_Stated task_
Compute how many lines in the entries below contain "name", and output nothing but the number.

──────────────────────────────

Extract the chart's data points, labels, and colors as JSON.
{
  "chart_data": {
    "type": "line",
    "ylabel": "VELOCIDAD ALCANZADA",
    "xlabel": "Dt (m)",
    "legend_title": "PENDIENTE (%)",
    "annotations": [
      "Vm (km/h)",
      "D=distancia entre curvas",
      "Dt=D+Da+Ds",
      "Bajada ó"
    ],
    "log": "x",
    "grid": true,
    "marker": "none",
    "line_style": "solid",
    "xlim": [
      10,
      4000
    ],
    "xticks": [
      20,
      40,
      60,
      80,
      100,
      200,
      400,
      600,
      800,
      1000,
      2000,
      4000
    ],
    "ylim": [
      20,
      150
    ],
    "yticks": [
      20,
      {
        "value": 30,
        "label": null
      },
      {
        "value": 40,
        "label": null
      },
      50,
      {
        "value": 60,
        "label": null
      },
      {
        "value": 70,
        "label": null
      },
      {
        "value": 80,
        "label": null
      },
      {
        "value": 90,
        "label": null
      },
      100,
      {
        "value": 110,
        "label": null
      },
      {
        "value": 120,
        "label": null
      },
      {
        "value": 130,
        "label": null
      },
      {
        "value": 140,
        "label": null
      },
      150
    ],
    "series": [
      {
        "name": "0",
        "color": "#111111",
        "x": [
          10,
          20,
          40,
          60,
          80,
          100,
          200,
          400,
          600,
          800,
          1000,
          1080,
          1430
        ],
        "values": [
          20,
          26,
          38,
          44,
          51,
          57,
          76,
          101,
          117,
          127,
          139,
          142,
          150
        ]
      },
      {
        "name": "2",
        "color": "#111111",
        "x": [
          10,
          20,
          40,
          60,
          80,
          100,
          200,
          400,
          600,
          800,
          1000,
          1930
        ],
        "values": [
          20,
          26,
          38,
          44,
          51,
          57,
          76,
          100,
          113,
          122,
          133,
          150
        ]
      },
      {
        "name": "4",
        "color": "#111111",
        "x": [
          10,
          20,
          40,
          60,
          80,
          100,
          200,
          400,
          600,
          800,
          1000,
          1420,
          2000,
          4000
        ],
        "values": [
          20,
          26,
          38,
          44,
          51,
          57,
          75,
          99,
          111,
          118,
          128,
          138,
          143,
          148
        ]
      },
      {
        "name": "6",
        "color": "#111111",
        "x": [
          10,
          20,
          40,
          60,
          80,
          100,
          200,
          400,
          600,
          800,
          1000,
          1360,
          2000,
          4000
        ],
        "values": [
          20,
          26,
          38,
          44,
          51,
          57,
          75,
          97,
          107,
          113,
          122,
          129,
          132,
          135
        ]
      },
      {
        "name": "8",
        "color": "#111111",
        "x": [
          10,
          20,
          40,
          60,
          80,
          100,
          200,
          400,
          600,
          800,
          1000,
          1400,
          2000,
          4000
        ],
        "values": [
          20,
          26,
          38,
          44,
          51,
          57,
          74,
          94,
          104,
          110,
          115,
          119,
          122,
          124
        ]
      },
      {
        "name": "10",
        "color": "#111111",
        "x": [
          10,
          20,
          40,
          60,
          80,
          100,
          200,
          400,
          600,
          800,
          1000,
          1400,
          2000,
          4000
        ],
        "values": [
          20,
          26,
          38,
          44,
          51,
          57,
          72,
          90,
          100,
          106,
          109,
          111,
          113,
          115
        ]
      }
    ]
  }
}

──────────────────────────────

_Solved exercise_
6